Exercise description:
Gather all lines containing the string "loans" and copy them out.
--- begin Stored data ---
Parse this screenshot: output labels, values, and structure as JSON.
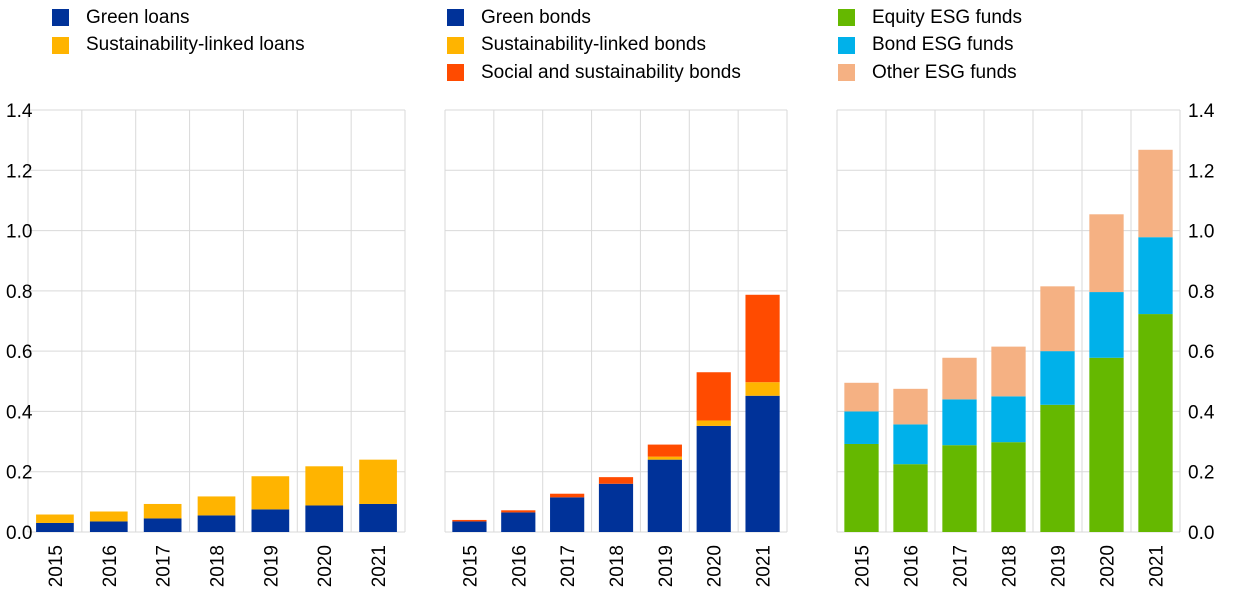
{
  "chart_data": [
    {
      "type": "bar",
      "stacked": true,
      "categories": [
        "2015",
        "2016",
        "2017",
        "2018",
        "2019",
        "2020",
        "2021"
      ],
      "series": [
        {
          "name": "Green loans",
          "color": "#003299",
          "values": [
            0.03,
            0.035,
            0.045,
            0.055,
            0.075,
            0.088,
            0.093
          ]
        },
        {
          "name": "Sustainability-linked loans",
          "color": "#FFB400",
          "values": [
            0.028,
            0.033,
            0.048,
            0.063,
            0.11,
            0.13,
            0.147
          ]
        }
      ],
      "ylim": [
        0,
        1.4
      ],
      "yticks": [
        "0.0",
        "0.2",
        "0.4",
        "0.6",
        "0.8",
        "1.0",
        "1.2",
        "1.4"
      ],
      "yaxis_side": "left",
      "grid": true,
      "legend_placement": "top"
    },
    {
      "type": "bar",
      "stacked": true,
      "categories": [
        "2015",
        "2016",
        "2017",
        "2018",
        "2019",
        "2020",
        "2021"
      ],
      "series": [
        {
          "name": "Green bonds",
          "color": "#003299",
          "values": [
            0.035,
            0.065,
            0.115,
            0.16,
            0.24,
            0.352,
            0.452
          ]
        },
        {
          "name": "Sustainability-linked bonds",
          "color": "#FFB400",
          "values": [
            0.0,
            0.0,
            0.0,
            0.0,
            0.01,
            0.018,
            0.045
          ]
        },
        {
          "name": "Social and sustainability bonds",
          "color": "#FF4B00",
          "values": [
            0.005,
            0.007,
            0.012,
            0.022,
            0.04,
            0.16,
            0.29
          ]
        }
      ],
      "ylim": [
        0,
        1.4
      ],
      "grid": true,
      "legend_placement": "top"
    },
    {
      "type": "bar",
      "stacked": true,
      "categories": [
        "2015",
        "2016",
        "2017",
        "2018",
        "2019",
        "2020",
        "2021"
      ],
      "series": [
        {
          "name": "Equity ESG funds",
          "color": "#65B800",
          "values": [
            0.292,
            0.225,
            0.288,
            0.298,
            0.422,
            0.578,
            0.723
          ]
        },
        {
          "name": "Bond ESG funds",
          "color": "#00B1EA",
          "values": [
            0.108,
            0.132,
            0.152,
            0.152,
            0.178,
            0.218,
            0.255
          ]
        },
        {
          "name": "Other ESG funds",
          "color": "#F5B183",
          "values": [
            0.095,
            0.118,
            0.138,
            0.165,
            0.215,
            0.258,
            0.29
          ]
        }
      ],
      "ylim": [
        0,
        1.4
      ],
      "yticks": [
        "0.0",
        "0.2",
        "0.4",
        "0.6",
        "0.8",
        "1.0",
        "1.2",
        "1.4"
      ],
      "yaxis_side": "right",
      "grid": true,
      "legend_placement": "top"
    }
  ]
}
--- end Stored data ---
Complete output:
          "name": "Green loans",
          "name": "Sustainability-linked loans",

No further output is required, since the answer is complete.